* EXERCISE *
Every entry that follows should be reproduced exactly.

[Figure content listings]
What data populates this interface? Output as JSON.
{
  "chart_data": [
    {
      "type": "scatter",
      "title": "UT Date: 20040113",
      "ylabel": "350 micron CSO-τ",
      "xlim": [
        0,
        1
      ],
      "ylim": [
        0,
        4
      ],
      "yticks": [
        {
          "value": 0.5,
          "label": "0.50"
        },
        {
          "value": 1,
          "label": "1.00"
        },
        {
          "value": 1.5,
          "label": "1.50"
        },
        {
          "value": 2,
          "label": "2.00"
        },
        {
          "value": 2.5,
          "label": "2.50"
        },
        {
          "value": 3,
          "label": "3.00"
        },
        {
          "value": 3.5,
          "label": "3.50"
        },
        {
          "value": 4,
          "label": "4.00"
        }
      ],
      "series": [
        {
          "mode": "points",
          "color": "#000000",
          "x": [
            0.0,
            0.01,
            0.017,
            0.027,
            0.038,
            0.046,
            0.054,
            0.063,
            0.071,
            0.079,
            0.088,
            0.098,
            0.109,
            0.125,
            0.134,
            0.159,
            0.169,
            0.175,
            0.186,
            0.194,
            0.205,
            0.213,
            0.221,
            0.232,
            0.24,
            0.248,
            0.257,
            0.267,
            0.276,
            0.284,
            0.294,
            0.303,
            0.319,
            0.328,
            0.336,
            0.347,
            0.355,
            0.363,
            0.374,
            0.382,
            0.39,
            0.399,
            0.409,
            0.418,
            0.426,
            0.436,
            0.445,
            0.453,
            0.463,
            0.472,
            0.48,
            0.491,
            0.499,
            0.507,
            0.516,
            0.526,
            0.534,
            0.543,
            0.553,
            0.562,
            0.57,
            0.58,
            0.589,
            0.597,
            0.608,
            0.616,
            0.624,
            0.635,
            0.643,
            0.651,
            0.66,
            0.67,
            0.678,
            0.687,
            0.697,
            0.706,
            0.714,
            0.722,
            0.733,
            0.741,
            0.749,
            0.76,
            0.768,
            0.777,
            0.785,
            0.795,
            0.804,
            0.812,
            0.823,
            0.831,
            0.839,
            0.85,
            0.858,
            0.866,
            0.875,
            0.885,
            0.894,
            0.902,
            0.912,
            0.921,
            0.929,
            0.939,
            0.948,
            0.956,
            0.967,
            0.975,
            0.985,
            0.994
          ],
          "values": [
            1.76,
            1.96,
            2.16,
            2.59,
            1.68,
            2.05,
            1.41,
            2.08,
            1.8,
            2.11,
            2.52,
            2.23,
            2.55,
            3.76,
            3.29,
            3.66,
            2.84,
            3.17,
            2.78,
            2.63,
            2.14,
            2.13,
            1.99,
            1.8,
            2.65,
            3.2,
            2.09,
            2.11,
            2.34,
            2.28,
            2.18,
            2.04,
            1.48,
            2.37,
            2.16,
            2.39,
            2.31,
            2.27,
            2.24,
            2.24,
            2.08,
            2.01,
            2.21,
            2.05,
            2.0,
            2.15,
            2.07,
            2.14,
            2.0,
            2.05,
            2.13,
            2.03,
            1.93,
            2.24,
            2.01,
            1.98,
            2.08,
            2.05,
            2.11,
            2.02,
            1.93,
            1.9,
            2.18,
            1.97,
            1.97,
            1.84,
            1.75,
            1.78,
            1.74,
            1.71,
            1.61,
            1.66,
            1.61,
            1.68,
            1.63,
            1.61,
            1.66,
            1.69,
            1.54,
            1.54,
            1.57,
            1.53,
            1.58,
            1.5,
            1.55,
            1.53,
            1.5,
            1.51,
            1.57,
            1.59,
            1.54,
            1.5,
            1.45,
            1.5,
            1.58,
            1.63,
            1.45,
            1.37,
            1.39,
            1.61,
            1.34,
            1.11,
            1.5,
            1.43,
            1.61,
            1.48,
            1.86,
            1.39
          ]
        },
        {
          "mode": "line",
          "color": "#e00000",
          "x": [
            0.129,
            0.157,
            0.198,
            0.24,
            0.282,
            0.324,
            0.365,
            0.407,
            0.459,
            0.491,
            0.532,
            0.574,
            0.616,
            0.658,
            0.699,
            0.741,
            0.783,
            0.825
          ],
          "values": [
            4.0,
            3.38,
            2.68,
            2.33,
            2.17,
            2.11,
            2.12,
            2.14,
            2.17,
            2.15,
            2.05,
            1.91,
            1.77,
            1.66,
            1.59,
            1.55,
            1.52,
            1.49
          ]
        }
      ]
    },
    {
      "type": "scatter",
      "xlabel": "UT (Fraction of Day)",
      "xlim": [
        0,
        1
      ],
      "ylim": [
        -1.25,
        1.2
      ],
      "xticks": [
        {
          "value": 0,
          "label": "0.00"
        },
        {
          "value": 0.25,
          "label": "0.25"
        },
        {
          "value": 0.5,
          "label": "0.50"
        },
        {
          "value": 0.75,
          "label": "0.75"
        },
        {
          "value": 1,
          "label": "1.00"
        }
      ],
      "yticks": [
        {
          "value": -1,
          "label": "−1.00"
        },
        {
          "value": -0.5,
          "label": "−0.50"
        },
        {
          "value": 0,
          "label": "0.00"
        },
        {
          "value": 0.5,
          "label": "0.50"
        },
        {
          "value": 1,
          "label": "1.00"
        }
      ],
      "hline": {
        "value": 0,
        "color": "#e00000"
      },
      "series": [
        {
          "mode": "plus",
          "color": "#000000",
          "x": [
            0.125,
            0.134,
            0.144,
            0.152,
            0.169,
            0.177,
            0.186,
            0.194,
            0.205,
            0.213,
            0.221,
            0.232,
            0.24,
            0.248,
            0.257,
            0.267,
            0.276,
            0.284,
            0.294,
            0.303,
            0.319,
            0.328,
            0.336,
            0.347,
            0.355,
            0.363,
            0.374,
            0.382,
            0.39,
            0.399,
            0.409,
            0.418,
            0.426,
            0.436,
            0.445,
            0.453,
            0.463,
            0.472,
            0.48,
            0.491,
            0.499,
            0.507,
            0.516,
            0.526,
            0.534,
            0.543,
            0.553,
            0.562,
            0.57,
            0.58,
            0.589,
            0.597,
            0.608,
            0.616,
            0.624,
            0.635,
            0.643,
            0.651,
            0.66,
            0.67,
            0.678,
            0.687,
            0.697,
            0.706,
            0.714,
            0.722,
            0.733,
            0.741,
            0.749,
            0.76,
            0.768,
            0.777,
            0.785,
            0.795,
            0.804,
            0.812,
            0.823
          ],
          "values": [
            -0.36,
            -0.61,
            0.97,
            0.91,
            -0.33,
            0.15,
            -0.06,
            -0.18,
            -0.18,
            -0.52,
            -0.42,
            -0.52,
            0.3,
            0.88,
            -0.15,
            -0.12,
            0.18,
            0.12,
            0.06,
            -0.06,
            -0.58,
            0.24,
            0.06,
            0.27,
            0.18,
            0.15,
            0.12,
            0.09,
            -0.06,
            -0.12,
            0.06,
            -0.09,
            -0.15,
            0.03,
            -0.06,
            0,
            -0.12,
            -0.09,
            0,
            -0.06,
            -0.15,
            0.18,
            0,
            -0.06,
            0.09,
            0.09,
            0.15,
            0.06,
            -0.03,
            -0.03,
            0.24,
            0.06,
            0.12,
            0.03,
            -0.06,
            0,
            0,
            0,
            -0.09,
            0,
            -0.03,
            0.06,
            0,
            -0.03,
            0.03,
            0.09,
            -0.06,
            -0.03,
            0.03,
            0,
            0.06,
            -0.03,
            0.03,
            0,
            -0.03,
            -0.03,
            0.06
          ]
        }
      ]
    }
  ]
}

* COMPLETE RESPONSE *
What data populates this interface? Output as JSON.
{
  "chart_data": [
    {
      "type": "scatter",
      "title": "UT Date: 20040113",
      "ylabel": "350 micron CSO-τ",
      "xlim": [
        0,
        1
      ],
      "ylim": [
        0,
        4
      ],
      "yticks": [
        {
          "value": 0.5,
          "label": "0.50"
        },
        {
          "value": 1,
          "label": "1.00"
        },
        {
          "value": 1.5,
          "label": "1.50"
        },
        {
          "value": 2,
          "label": "2.00"
        },
        {
          "value": 2.5,
          "label": "2.50"
        },
        {
          "value": 3,
          "label": "3.00"
        },
        {
          "value": 3.5,
          "label": "3.50"
        },
        {
          "value": 4,
          "label": "4.00"
        }
      ],
      "series": [
        {
          "mode": "points",
          "color": "#000000",
          "x": [
            0.0,
            0.01,
            0.017,
            0.027,
            0.038,
            0.046,
            0.054,
            0.063,
            0.071,
            0.079,
            0.088,
            0.098,
            0.109,
            0.125,
            0.134,
            0.159,
            0.169,
            0.175,
            0.186,
            0.194,
            0.205,
            0.213,
            0.221,
            0.232,
            0.24,
            0.248,
            0.257,
            0.267,
            0.276,
            0.284,
            0.294,
            0.303,
            0.319,
            0.328,
            0.336,
            0.347,
            0.355,
            0.363,
            0.374,
            0.382,
            0.39,
            0.399,
            0.409,
            0.418,
            0.426,
            0.436,
            0.445,
            0.453,
            0.463,
            0.472,
            0.48,
            0.491,
            0.499,
            0.507,
            0.516,
            0.526,
            0.534,
            0.543,
            0.553,
            0.562,
            0.57,
            0.58,
            0.589,
            0.597,
            0.608,
            0.616,
            0.624,
            0.635,
            0.643,
            0.651,
            0.66,
            0.67,
            0.678,
            0.687,
            0.697,
            0.706,
            0.714,
            0.722,
            0.733,
            0.741,
            0.749,
            0.76,
            0.768,
            0.777,
            0.785,
            0.795,
            0.804,
            0.812,
            0.823,
            0.831,
            0.839,
            0.85,
            0.858,
            0.866,
            0.875,
            0.885,
            0.894,
            0.902,
            0.912,
            0.921,
            0.929,
            0.939,
            0.948,
            0.956,
            0.967,
            0.975,
            0.985,
            0.994
          ],
          "values": [
            1.76,
            1.96,
            2.16,
            2.59,
            1.68,
            2.05,
            1.41,
            2.08,
            1.8,
            2.11,
            2.52,
            2.23,
            2.55,
            3.76,
            3.29,
            3.66,
            2.84,
            3.17,
            2.78,
            2.63,
            2.14,
            2.13,
            1.99,
            1.8,
            2.65,
            3.2,
            2.09,
            2.11,
            2.34,
            2.28,
            2.18,
            2.04,
            1.48,
            2.37,
            2.16,
            2.39,
            2.31,
            2.27,
            2.24,
            2.24,
            2.08,
            2.01,
            2.21,
            2.05,
            2.0,
            2.15,
            2.07,
            2.14,
            2.0,
            2.05,
            2.13,
            2.03,
            1.93,
            2.24,
            2.01,
            1.98,
            2.08,
            2.05,
            2.11,
            2.02,
            1.93,
            1.9,
            2.18,
            1.97,
            1.97,
            1.84,
            1.75,
            1.78,
            1.74,
            1.71,
            1.61,
            1.66,
            1.61,
            1.68,
            1.63,
            1.61,
            1.66,
            1.69,
            1.54,
            1.54,
            1.57,
            1.53,
            1.58,
            1.5,
            1.55,
            1.53,
            1.5,
            1.51,
            1.57,
            1.59,
            1.54,
            1.5,
            1.45,
            1.5,
            1.58,
            1.63,
            1.45,
            1.37,
            1.39,
            1.61,
            1.34,
            1.11,
            1.5,
            1.43,
            1.61,
            1.48,
            1.86,
            1.39
          ]
        },
        {
          "mode": "line",
          "color": "#e00000",
          "x": [
            0.129,
            0.157,
            0.198,
            0.24,
            0.282,
            0.324,
            0.365,
            0.407,
            0.459,
            0.491,
            0.532,
            0.574,
            0.616,
            0.658,
            0.699,
            0.741,
            0.783,
            0.825
          ],
          "values": [
            4.0,
            3.38,
            2.68,
            2.33,
            2.17,
            2.11,
            2.12,
            2.14,
            2.17,
            2.15,
            2.05,
            1.91,
            1.77,
            1.66,
            1.59,
            1.55,
            1.52,
            1.49
          ]
        }
      ]
    },
    {
      "type": "scatter",
      "xlabel": "UT (Fraction of Day)",
      "xlim": [
        0,
        1
      ],
      "ylim": [
        -1.25,
        1.2
      ],
      "xticks": [
        {
          "value": 0,
          "label": "0.00"
        },
        {
          "value": 0.25,
          "label": "0.25"
        },
        {
          "value": 0.5,
          "label": "0.50"
        },
        {
          "value": 0.75,
          "label": "0.75"
        },
        {
          "value": 1,
          "label": "1.00"
        }
      ],
      "yticks": [
        {
          "value": -1,
          "label": "−1.00"
        },
        {
          "value": -0.5,
          "label": "−0.50"
        },
        {
          "value": 0,
          "label": "0.00"
        },
        {
          "value": 0.5,
          "label": "0.50"
        },
        {
          "value": 1,
          "label": "1.00"
        }
      ],
      "hline": {
        "value": 0,
        "color": "#e00000"
      },
      "series": [
        {
          "mode": "plus",
          "color": "#000000",
          "x": [
            0.125,
            0.134,
            0.144,
            0.152,
            0.169,
            0.177,
            0.186,
            0.194,
            0.205,
            0.213,
            0.221,
            0.232,
            0.24,
            0.248,
            0.257,
            0.267,
            0.276,
            0.284,
            0.294,
            0.303,
            0.319,
            0.328,
            0.336,
            0.347,
            0.355,
            0.363,
            0.374,
            0.382,
            0.39,
            0.399,
            0.409,
            0.418,
            0.426,
            0.436,
            0.445,
            0.453,
            0.463,
            0.472,
            0.48,
            0.491,
            0.499,
            0.507,
            0.516,
            0.526,
            0.534,
            0.543,
            0.553,
            0.562,
            0.57,
            0.58,
            0.589,
            0.597,
            0.608,
            0.616,
            0.624,
            0.635,
            0.643,
            0.651,
            0.66,
            0.67,
            0.678,
            0.687,
            0.697,
            0.706,
            0.714,
            0.722,
            0.733,
            0.741,
            0.749,
            0.76,
            0.768,
            0.777,
            0.785,
            0.795,
            0.804,
            0.812,
            0.823
          ],
          "values": [
            -0.36,
            -0.61,
            0.97,
            0.91,
            -0.33,
            0.15,
            -0.06,
            -0.18,
            -0.18,
            -0.52,
            -0.42,
            -0.52,
            0.3,
            0.88,
            -0.15,
            -0.12,
            0.18,
            0.12,
            0.06,
            -0.06,
            -0.58,
            0.24,
            0.06,
            0.27,
            0.18,
            0.15,
            0.12,
            0.09,
            -0.06,
            -0.12,
            0.06,
            -0.09,
            -0.15,
            0.03,
            -0.06,
            0,
            -0.12,
            -0.09,
            0,
            -0.06,
            -0.15,
            0.18,
            0,
            -0.06,
            0.09,
            0.09,
            0.15,
            0.06,
            -0.03,
            -0.03,
            0.24,
            0.06,
            0.12,
            0.03,
            -0.06,
            0,
            0,
            0,
            -0.09,
            0,
            -0.03,
            0.06,
            0,
            -0.03,
            0.03,
            0.09,
            -0.06,
            -0.03,
            0.03,
            0,
            0.06,
            -0.03,
            0.03,
            0,
            -0.03,
            -0.03,
            0.06
          ]
        }
      ]
    }
  ]
}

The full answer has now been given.